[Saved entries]
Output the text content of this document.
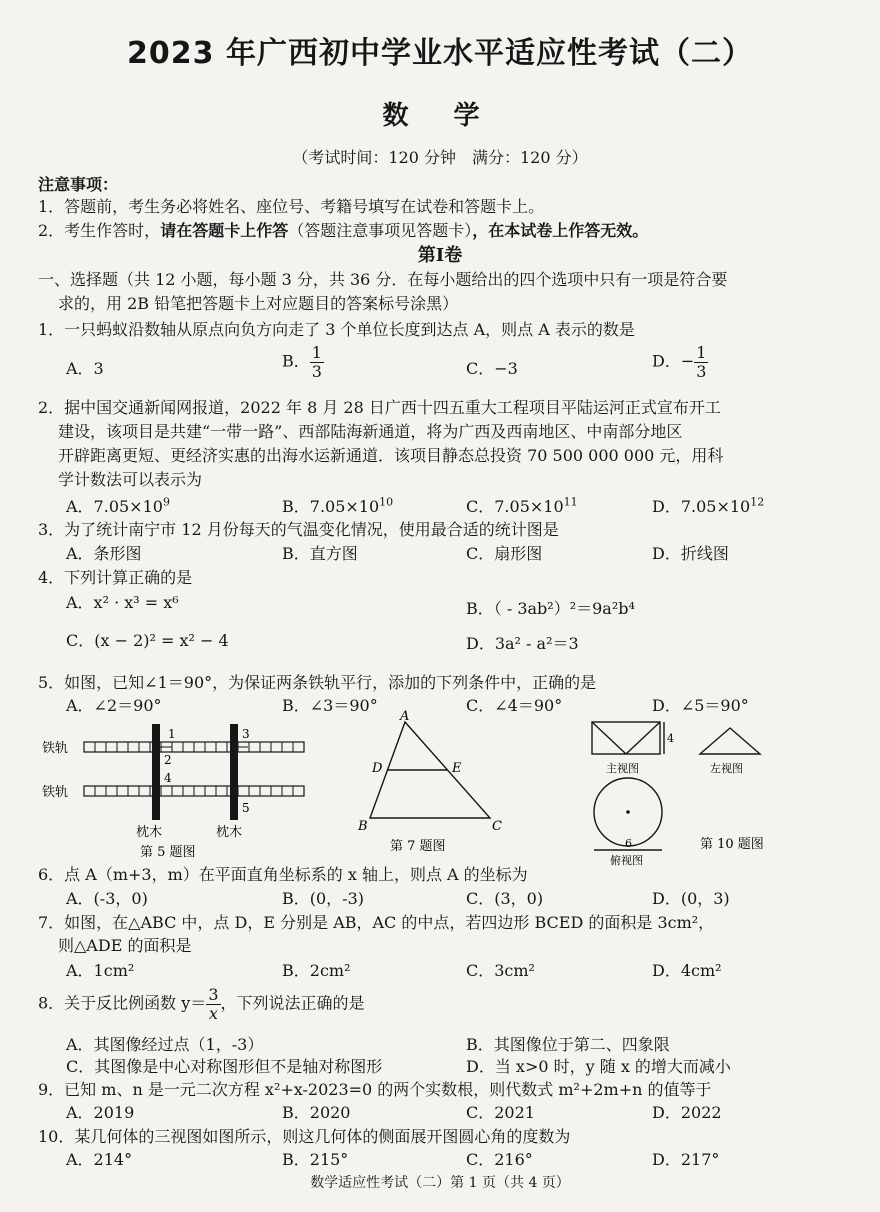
2023 年广西初中学业水平适应性考试（二）
数 学
（考试时间：120 分钟　满分：120 分）
注意事项：
1．答题前，考生务必将姓名、座位号、考籍号填写在试卷和答题卡上。
2．考生作答时，请在答题卡上作答（答题注意事项见答题卡），在本试卷上作答无效。
第Ⅰ卷
一、选择题（共 12 小题，每小题 3 分，共 36 分．在每小题给出的四个选项中只有一项是符合要
求的，用 2B 铅笔把答题卡上对应题目的答案标号涂黑）
1．一只蚂蚁沿数轴从原点向负方向走了 3 个单位长度到达点 A，则点 A 表示的数是
A．3	B． $\frac{1}{3}$	C．−3	D．− $\frac{1}{3}$
2．据中国交通新闻网报道，2022 年 8 月 28 日广西十四五重大工程项目平陆运河正式宣布开工
建设，该项目是共建“一带一路”、西部陆海新通道，将为广西及西南地区、中南部分地区
开辟距离更短、更经济实惠的出海水运新通道．该项目静态总投资 70 500 000 000 元，用科
学计数法可以表示为
A．$7.05\times 10^9$	B．$7.05\times 10^{10}$	C．$7.05\times 10^{11}$	D．$7.05\times 10^{12}$
3．为了统计南宁市 12 月份每天的气温变化情况，使用最合适的统计图是
A．条形图	B．直方图	C．扇形图	D．折线图
4．下列计算正确的是
A．x² · x³ = x⁶	B．（ - 3ab²）²＝9a²b⁴
C．(x − 2)² = x² − 4	D．3a² - a²＝3
5．如图，已知∠1＝90°，为保证两条铁轨平行，添加的下列条件中，正确的是
A．∠2＝90°	B．∠3＝90°	C．∠4＝90°	D．∠5＝90°
铁轨
铁轨
1
2
3
4
5
枕木	枕木
第 5 题图
A
B	C
D	E
第 7 题图
4
主视图	左视图
6
俯视图
第 10 题图
6．点 A（m+3，m）在平面直角坐标系的 x 轴上，则点 A 的坐标为
A．(-3，0)	B．(0，-3)	C．(3，0)	D．(0，3)
7．如图，在△ABC 中，点 D，E 分别是 AB，AC 的中点，若四边形 BCED 的面积是 3cm²，
则△ADE 的面积是
A．1cm²	B．2cm²	C．3cm²	D．4cm²
8．关于反比例函数 $y= \frac{3}{x}$ ，下列说法正确的是
A．其图像经过点（1，-3）	B．其图像位于第二、四象限
C．其图像是中心对称图形但不是轴对称图形	D．当 x>0 时，y 随 x 的增大而减小
9．已知 m、n 是一元二次方程 x²+x-2023=0 的两个实数根，则代数式 m²+2m+n 的值等于
A．2019	B．2020	C．2021	D．2022
10．某几何体的三视图如图所示，则这几何体的侧面展开图圆心角的度数为
A．214°	B．215°	C．216°	D．217°
数学适应性考试（二）第 1 页（共 4 页）
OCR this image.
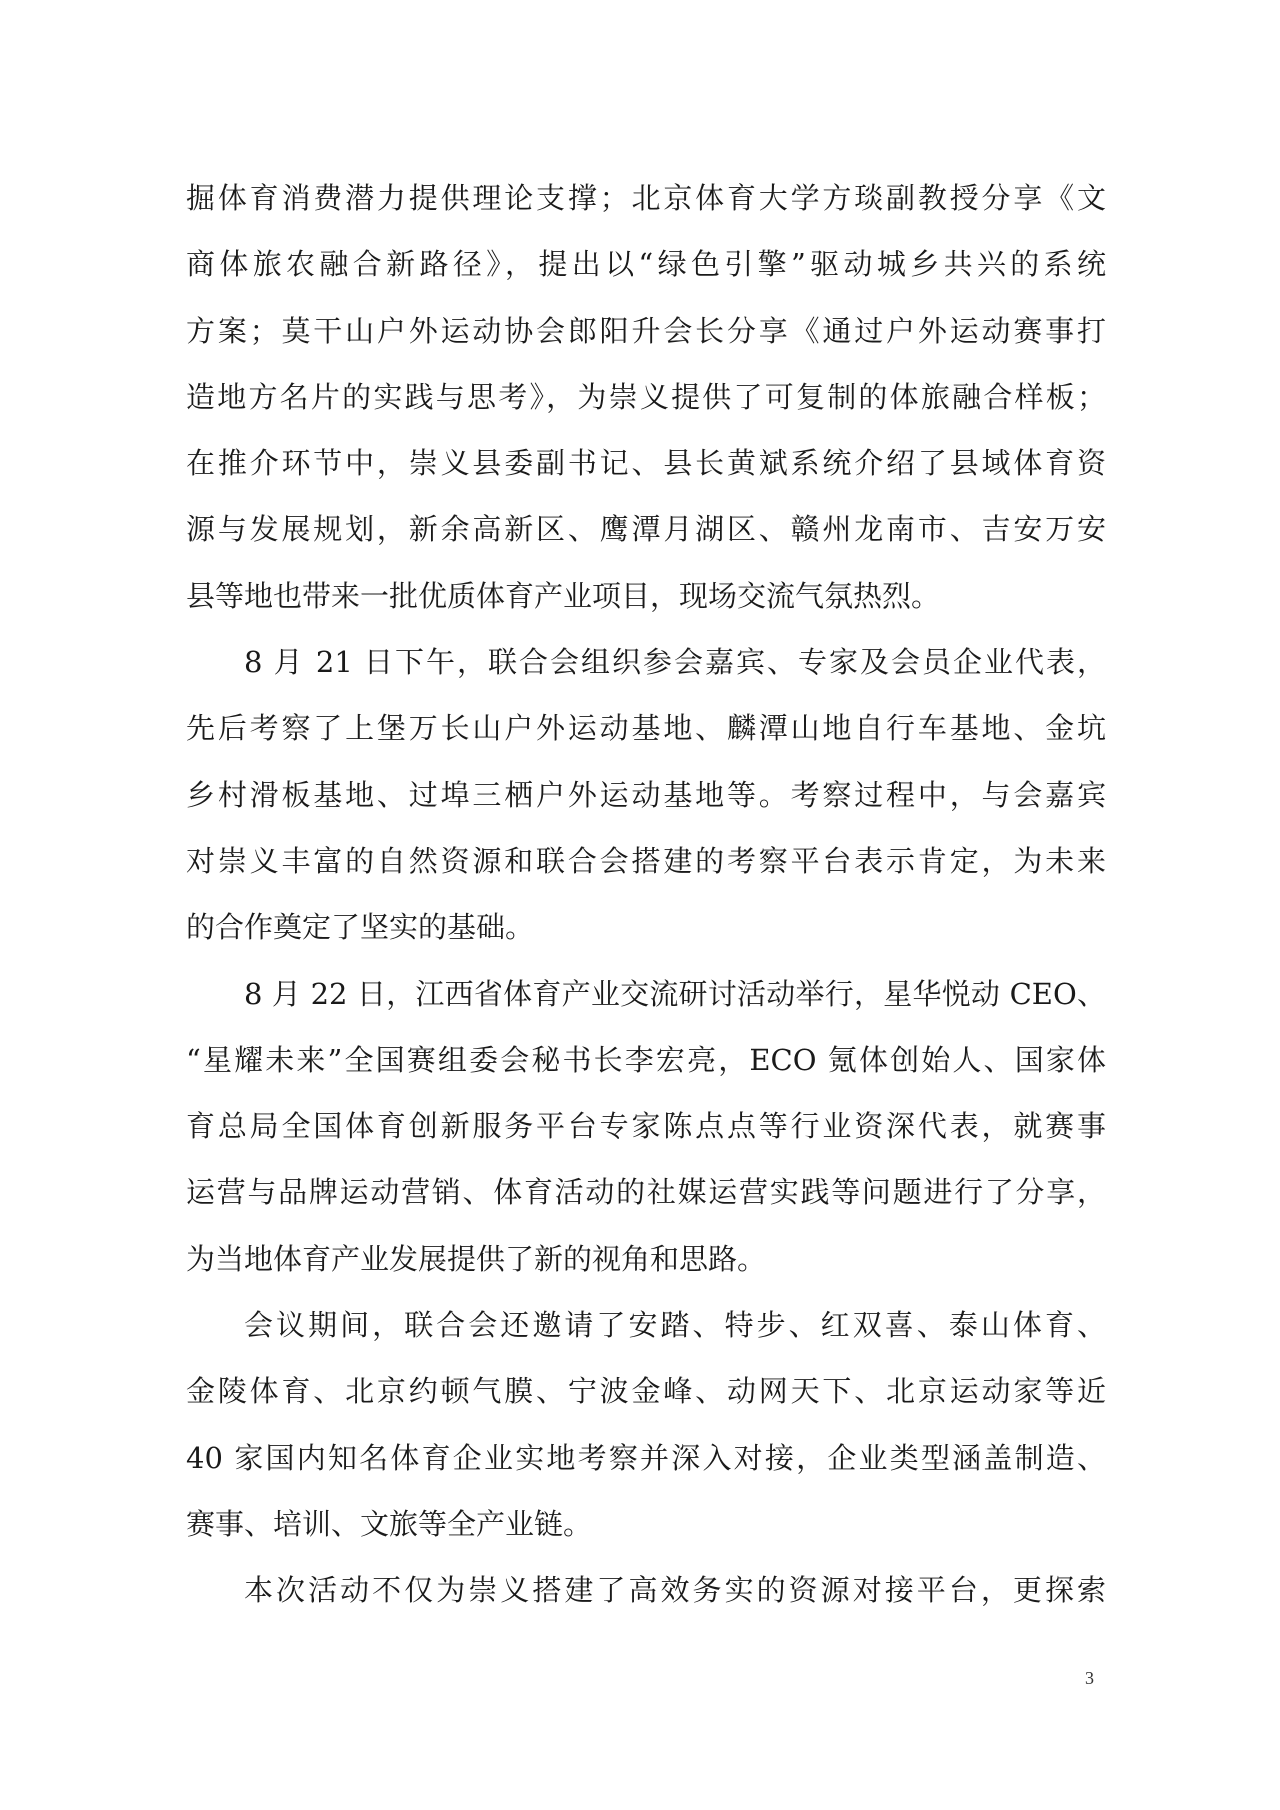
掘体育消费潜力提供理论支撑；北京体育大学方琰副教授分享《文
商体旅农融合新路径》，提出以“绿色引擎”驱动城乡共兴的系统
方案；莫干山户外运动协会郎阳升会长分享《通过户外运动赛事打
造地方名片的实践与思考》，为崇义提供了可复制的体旅融合样板；
在推介环节中，崇义县委副书记、县长黄斌系统介绍了县域体育资
源与发展规划，新余高新区、鹰潭月湖区、赣州龙南市、吉安万安
县等地也带来一批优质体育产业项目，现场交流气氛热烈。
8 月 21 日下午，联合会组织参会嘉宾、专家及会员企业代表，
先后考察了上堡万长山户外运动基地、麟潭山地自行车基地、金坑
乡村滑板基地、过埠三栖户外运动基地等。考察过程中，与会嘉宾
对崇义丰富的自然资源和联合会搭建的考察平台表示肯定，为未来
的合作奠定了坚实的基础。
8 月 22 日，江西省体育产业交流研讨活动举行，星华悦动 CEO、
“星耀未来”全国赛组委会秘书长李宏亮，ECO 氪体创始人、国家体
育总局全国体育创新服务平台专家陈点点等行业资深代表，就赛事
运营与品牌运动营销、体育活动的社媒运营实践等问题进行了分享，
为当地体育产业发展提供了新的视角和思路。
会议期间，联合会还邀请了安踏、特步、红双喜、泰山体育、
金陵体育、北京约顿气膜、宁波金峰、动网天下、北京运动家等近
40 家国内知名体育企业实地考察并深入对接，企业类型涵盖制造、
赛事、培训、文旅等全产业链。
本次活动不仅为崇义搭建了高效务实的资源对接平台，更探索
3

• OBJECTIVE: From the material above, write out exactly the lines from the line with "OCR this image." through the closing line, inclusive, and no pictures.

• REPLY TO THE EXERCISE:
OCR this image.
掘体育消费潜力提供理论支撑；北京体育大学方琰副教授分享《文
商体旅农融合新路径》，提出以“绿色引擎”驱动城乡共兴的系统
方案；莫干山户外运动协会郎阳升会长分享《通过户外运动赛事打
造地方名片的实践与思考》，为崇义提供了可复制的体旅融合样板；
在推介环节中，崇义县委副书记、县长黄斌系统介绍了县域体育资
源与发展规划，新余高新区、鹰潭月湖区、赣州龙南市、吉安万安
县等地也带来一批优质体育产业项目，现场交流气氛热烈。
8 月 21 日下午，联合会组织参会嘉宾、专家及会员企业代表，
先后考察了上堡万长山户外运动基地、麟潭山地自行车基地、金坑
乡村滑板基地、过埠三栖户外运动基地等。考察过程中，与会嘉宾
对崇义丰富的自然资源和联合会搭建的考察平台表示肯定，为未来
的合作奠定了坚实的基础。
8 月 22 日，江西省体育产业交流研讨活动举行，星华悦动 CEO、
“星耀未来”全国赛组委会秘书长李宏亮，ECO 氪体创始人、国家体
育总局全国体育创新服务平台专家陈点点等行业资深代表，就赛事
运营与品牌运动营销、体育活动的社媒运营实践等问题进行了分享，
为当地体育产业发展提供了新的视角和思路。
会议期间，联合会还邀请了安踏、特步、红双喜、泰山体育、
金陵体育、北京约顿气膜、宁波金峰、动网天下、北京运动家等近
40 家国内知名体育企业实地考察并深入对接，企业类型涵盖制造、
赛事、培训、文旅等全产业链。
本次活动不仅为崇义搭建了高效务实的资源对接平台，更探索
3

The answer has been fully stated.